▶ _WHAT YOU NEED TO DO_
Your task is to repeat the entries exactly. Leave the pictures out.

▶ _ENTRIES_
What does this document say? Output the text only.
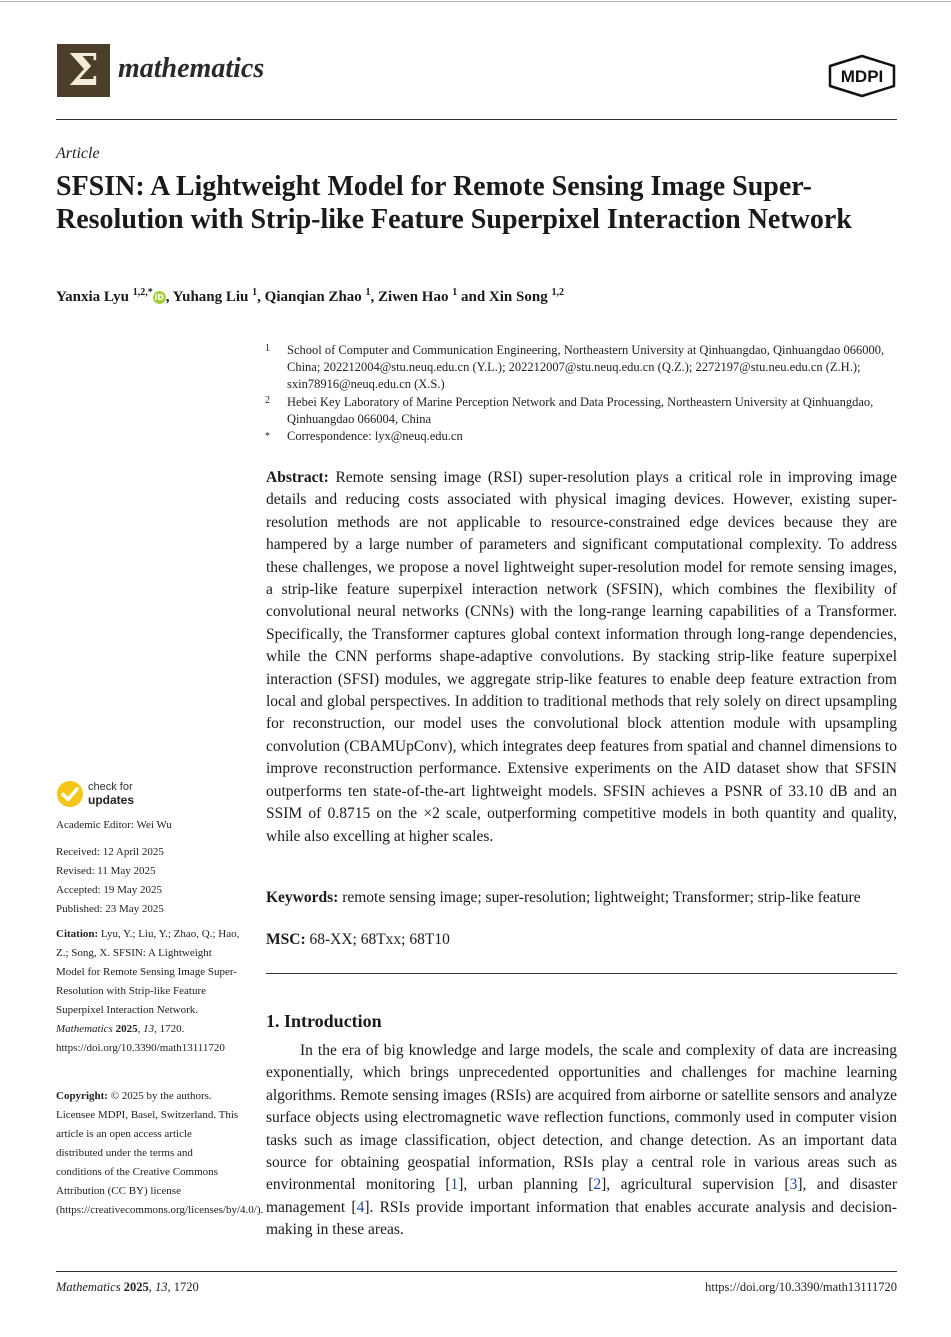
Σ mathematics	MDPI
Article
SFSIN: A Lightweight Model for Remote Sensing Image Super-Resolution with Strip-like Feature Superpixel Interaction Network
Yanxia Lyu $^{1,2,*}$ iD , Yuhang Liu $^1$, Qianqian Zhao $^1$, Ziwen Hao $^1$ and Xin Song $^{1,2}$
1 School of Computer and Communication Engineering, Northeastern University at Qinhuangdao, Qinhuangdao 066000, China; 202212004@stu.neuq.edu.cn (Y.L.); 202212007@stu.neuq.edu.cn (Q.Z.); 2272197@stu.neu.edu.cn (Z.H.); sxin78916@neuq.edu.cn (X.S.)
2 Hebei Key Laboratory of Marine Perception Network and Data Processing, Northeastern University at Qinhuangdao, Qinhuangdao 066004, China
* Correspondence: lyx@neuq.edu.cn

Abstract: Remote sensing image (RSI) super-resolution plays a critical role in improving image details and reducing costs associated with physical imaging devices. However, existing super-resolution methods are not applicable to resource-constrained edge devices because they are hampered by a large number of parameters and significant computational complexity. To address these challenges, we propose a novel lightweight super-resolution model for remote sensing images, a strip-like feature superpixel interaction network (SFSIN), which combines the flexibility of convolutional neural networks (CNNs) with the long-range learning capabilities of a Transformer. Specifically, the Transformer captures global context information through long-range dependencies, while the CNN performs shape-adaptive convolutions. By stacking strip-like feature superpixel interaction (SFSI) modules, we aggregate strip-like features to enable deep feature extraction from local and global perspectives. In addition to traditional methods that rely solely on direct upsampling for reconstruction, our model uses the convolutional block attention module with upsampling convolution (CBAMUpConv), which integrates deep features from spatial and channel dimensions to improve reconstruction performance. Extensive experiments on the AID dataset show that SFSIN outperforms ten state-of-the-art lightweight models. SFSIN achieves a PSNR of 33.10 dB and an SSIM of 0.8715 on the ×2 scale, outperforming competitive models in both quantity and quality, while also excelling at higher scales.

Keywords: remote sensing image; super-resolution; lightweight; Transformer; strip-like feature
MSC: 68-XX; 68Txx; 68T10
1. Introduction

In the era of big knowledge and large models, the scale and complexity of data are increasing exponentially, which brings unprecedented opportunities and challenges for machine learning algorithms. Remote sensing images (RSIs) are acquired from airborne or satellite sensors and analyze surface objects using electromagnetic wave reflection functions, commonly used in computer vision tasks such as image classification, object detection, and change detection. As an important data source for obtaining geospatial information, RSIs play a central role in various areas such as environmental monitoring [1], urban planning [2], agricultural supervision [3], and disaster management [4]. RSIs provide important information that enables accurate analysis and decision-making in these areas.

check for
updates

Academic Editor: Wei Wu

Received: 12 April 2025
Revised: 11 May 2025
Accepted: 19 May 2025
Published: 23 May 2025

Citation: Lyu, Y.; Liu, Y.; Zhao, Q.; Hao, Z.; Song, X. SFSIN: A Lightweight Model for Remote Sensing Image Super-Resolution with Strip-like Feature Superpixel Interaction Network. Mathematics 2025, 13, 1720. https://doi.org/10.3390/math13111720

Copyright: © 2025 by the authors. Licensee MDPI, Basel, Switzerland. This article is an open access article distributed under the terms and conditions of the Creative Commons Attribution (CC BY) license (https://creativecommons.org/licenses/by/4.0/).

Mathematics 2025, 13, 1720	https://doi.org/10.3390/math13111720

▶ _OUTPUT FOR THIS TASK_
What does this document say? Output the text only.
Σ mathematics	MDPI
Article
SFSIN: A Lightweight Model for Remote Sensing Image Super-Resolution with Strip-like Feature Superpixel Interaction Network
Yanxia Lyu $^{1,2,*}$ iD , Yuhang Liu $^1$, Qianqian Zhao $^1$, Ziwen Hao $^1$ and Xin Song $^{1,2}$
1 School of Computer and Communication Engineering, Northeastern University at Qinhuangdao, Qinhuangdao 066000, China; 202212004@stu.neuq.edu.cn (Y.L.); 202212007@stu.neuq.edu.cn (Q.Z.); 2272197@stu.neu.edu.cn (Z.H.); sxin78916@neuq.edu.cn (X.S.)
2 Hebei Key Laboratory of Marine Perception Network and Data Processing, Northeastern University at Qinhuangdao, Qinhuangdao 066004, China
* Correspondence: lyx@neuq.edu.cn

Abstract: Remote sensing image (RSI) super-resolution plays a critical role in improving image details and reducing costs associated with physical imaging devices. However, existing super-resolution methods are not applicable to resource-constrained edge devices because they are hampered by a large number of parameters and significant computational complexity. To address these challenges, we propose a novel lightweight super-resolution model for remote sensing images, a strip-like feature superpixel interaction network (SFSIN), which combines the flexibility of convolutional neural networks (CNNs) with the long-range learning capabilities of a Transformer. Specifically, the Transformer captures global context information through long-range dependencies, while the CNN performs shape-adaptive convolutions. By stacking strip-like feature superpixel interaction (SFSI) modules, we aggregate strip-like features to enable deep feature extraction from local and global perspectives. In addition to traditional methods that rely solely on direct upsampling for reconstruction, our model uses the convolutional block attention module with upsampling convolution (CBAMUpConv), which integrates deep features from spatial and channel dimensions to improve reconstruction performance. Extensive experiments on the AID dataset show that SFSIN outperforms ten state-of-the-art lightweight models. SFSIN achieves a PSNR of 33.10 dB and an SSIM of 0.8715 on the ×2 scale, outperforming competitive models in both quantity and quality, while also excelling at higher scales.

Keywords: remote sensing image; super-resolution; lightweight; Transformer; strip-like feature
MSC: 68-XX; 68Txx; 68T10
1. Introduction

In the era of big knowledge and large models, the scale and complexity of data are increasing exponentially, which brings unprecedented opportunities and challenges for machine learning algorithms. Remote sensing images (RSIs) are acquired from airborne or satellite sensors and analyze surface objects using electromagnetic wave reflection functions, commonly used in computer vision tasks such as image classification, object detection, and change detection. As an important data source for obtaining geospatial information, RSIs play a central role in various areas such as environmental monitoring [1], urban planning [2], agricultural supervision [3], and disaster management [4]. RSIs provide important information that enables accurate analysis and decision-making in these areas.

check for
updates

Academic Editor: Wei Wu

Received: 12 April 2025
Revised: 11 May 2025
Accepted: 19 May 2025
Published: 23 May 2025

Citation: Lyu, Y.; Liu, Y.; Zhao, Q.; Hao, Z.; Song, X. SFSIN: A Lightweight Model for Remote Sensing Image Super-Resolution with Strip-like Feature Superpixel Interaction Network. Mathematics 2025, 13, 1720. https://doi.org/10.3390/math13111720

Copyright: © 2025 by the authors. Licensee MDPI, Basel, Switzerland. This article is an open access article distributed under the terms and conditions of the Creative Commons Attribution (CC BY) license (https://creativecommons.org/licenses/by/4.0/).

Mathematics 2025, 13, 1720	https://doi.org/10.3390/math13111720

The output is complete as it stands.